• _Short task_:
Transcribe each of the records below exactly, excluding all pictures.
■ ■ ■ ■ ■
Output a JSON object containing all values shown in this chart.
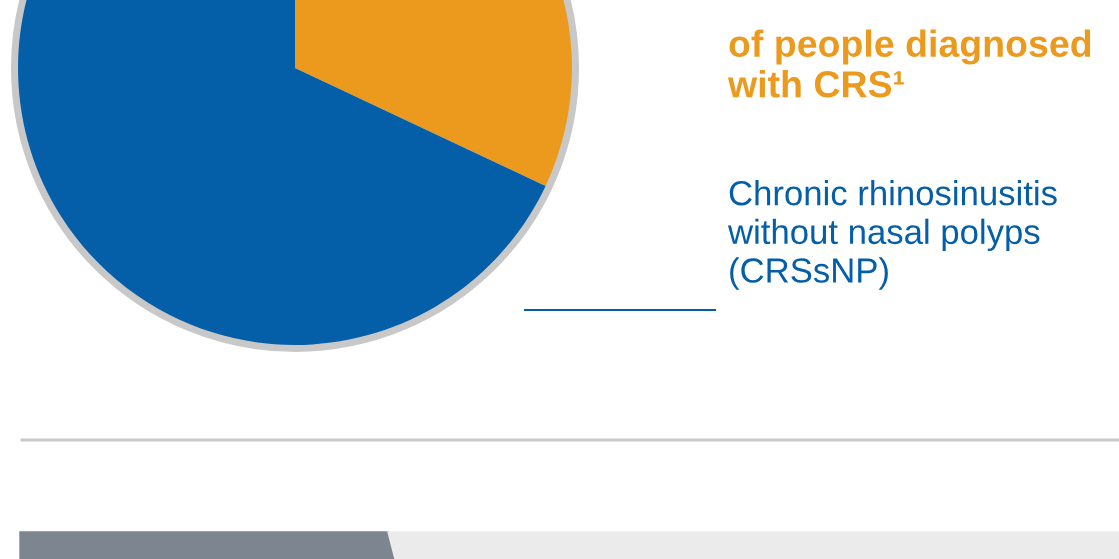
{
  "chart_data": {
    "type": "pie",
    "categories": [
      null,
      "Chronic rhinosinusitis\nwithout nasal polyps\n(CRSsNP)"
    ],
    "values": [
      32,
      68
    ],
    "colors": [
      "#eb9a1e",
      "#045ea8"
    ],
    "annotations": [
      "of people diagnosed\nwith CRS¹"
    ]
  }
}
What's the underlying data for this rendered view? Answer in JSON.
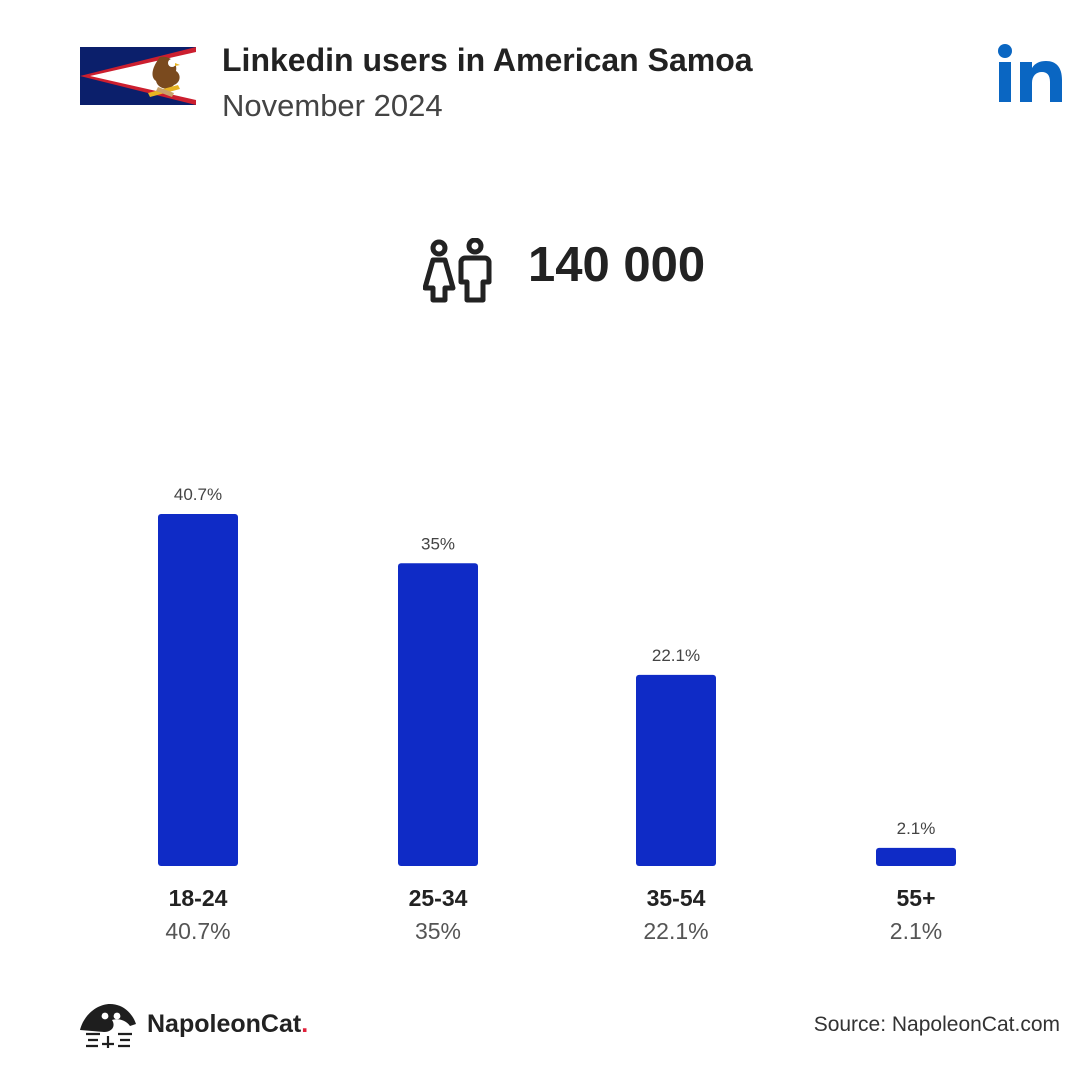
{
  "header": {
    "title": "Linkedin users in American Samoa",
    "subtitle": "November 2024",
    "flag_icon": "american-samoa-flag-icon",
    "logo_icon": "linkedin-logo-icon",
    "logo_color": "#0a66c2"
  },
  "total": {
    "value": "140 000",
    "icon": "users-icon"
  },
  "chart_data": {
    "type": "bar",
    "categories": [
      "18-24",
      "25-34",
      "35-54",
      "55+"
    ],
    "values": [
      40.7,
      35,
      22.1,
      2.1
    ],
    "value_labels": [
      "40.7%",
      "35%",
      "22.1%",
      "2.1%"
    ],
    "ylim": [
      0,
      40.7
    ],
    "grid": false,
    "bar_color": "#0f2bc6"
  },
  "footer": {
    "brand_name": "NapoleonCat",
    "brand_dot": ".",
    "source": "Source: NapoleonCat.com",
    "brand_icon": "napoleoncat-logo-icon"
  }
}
■ ■ ■ ■ ■
• _Completed task_:
Output a JSON object containing all values shown in this chart.
{
  "chart_data": {
    "type": "pie",
    "categories": [
      null,
      "Chronic rhinosinusitis\nwithout nasal polyps\n(CRSsNP)"
    ],
    "values": [
      32,
      68
    ],
    "colors": [
      "#eb9a1e",
      "#045ea8"
    ],
    "annotations": [
      "of people diagnosed\nwith CRS¹"
    ]
  }
}
What's the underlying data for this rendered view? Answer in JSON.
{
  "header": {
    "title": "Linkedin users in American Samoa",
    "subtitle": "November 2024",
    "flag_icon": "american-samoa-flag-icon",
    "logo_icon": "linkedin-logo-icon",
    "logo_color": "#0a66c2"
  },
  "total": {
    "value": "140 000",
    "icon": "users-icon"
  },
  "chart_data": {
    "type": "bar",
    "categories": [
      "18-24",
      "25-34",
      "35-54",
      "55+"
    ],
    "values": [
      40.7,
      35,
      22.1,
      2.1
    ],
    "value_labels": [
      "40.7%",
      "35%",
      "22.1%",
      "2.1%"
    ],
    "ylim": [
      0,
      40.7
    ],
    "grid": false,
    "bar_color": "#0f2bc6"
  },
  "footer": {
    "brand_name": "NapoleonCat",
    "brand_dot": ".",
    "source": "Source: NapoleonCat.com",
    "brand_icon": "napoleoncat-logo-icon"
  }
}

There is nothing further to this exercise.